──────── Material for this exercise

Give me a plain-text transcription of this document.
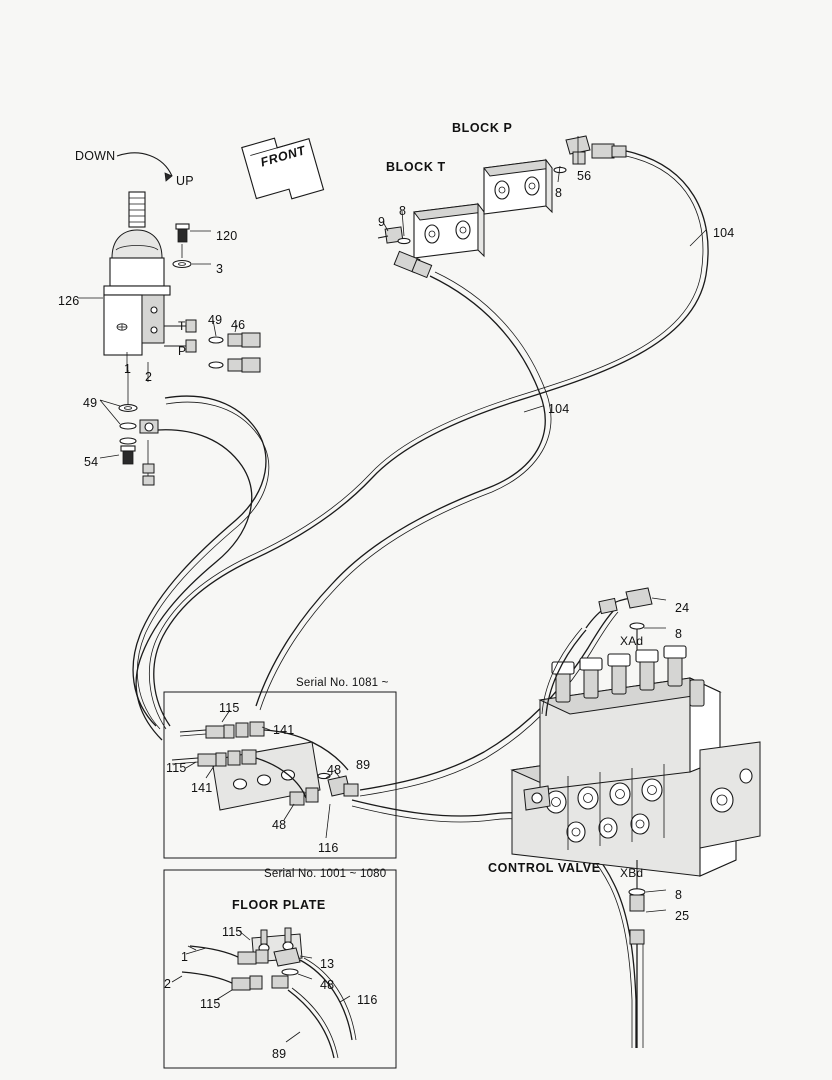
BLOCK P
BLOCK T
CONTROL VALVE
FLOOR PLATE
DOWN
UP
FRONT
Serial No. 1081 ~
Serial No. 1001 ~ 1080
T
P
XAd
XBd
126
120
3
1
2
49 46
49
54
9
8
8
56
104
104
24
8
8
25
115
141
115
141
48 89
48
116
1
2
115
13
48
115	116
89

────────────────

Instructions to follow: Return the listing above unchanged, apart from dropping its pictures.

Response:
Give me a plain-text transcription of this document.
BLOCK P
BLOCK T
CONTROL VALVE
FLOOR PLATE
DOWN
UP
FRONT
Serial No. 1081 ~
Serial No. 1001 ~ 1080
T
P
XAd
XBd
126
120
3
1
2
49 46
49
54
9
8
8
56
104
104
24
8
8
25
115
141
115
141
48 89
48
116
1
2
115
13
48
115	116
89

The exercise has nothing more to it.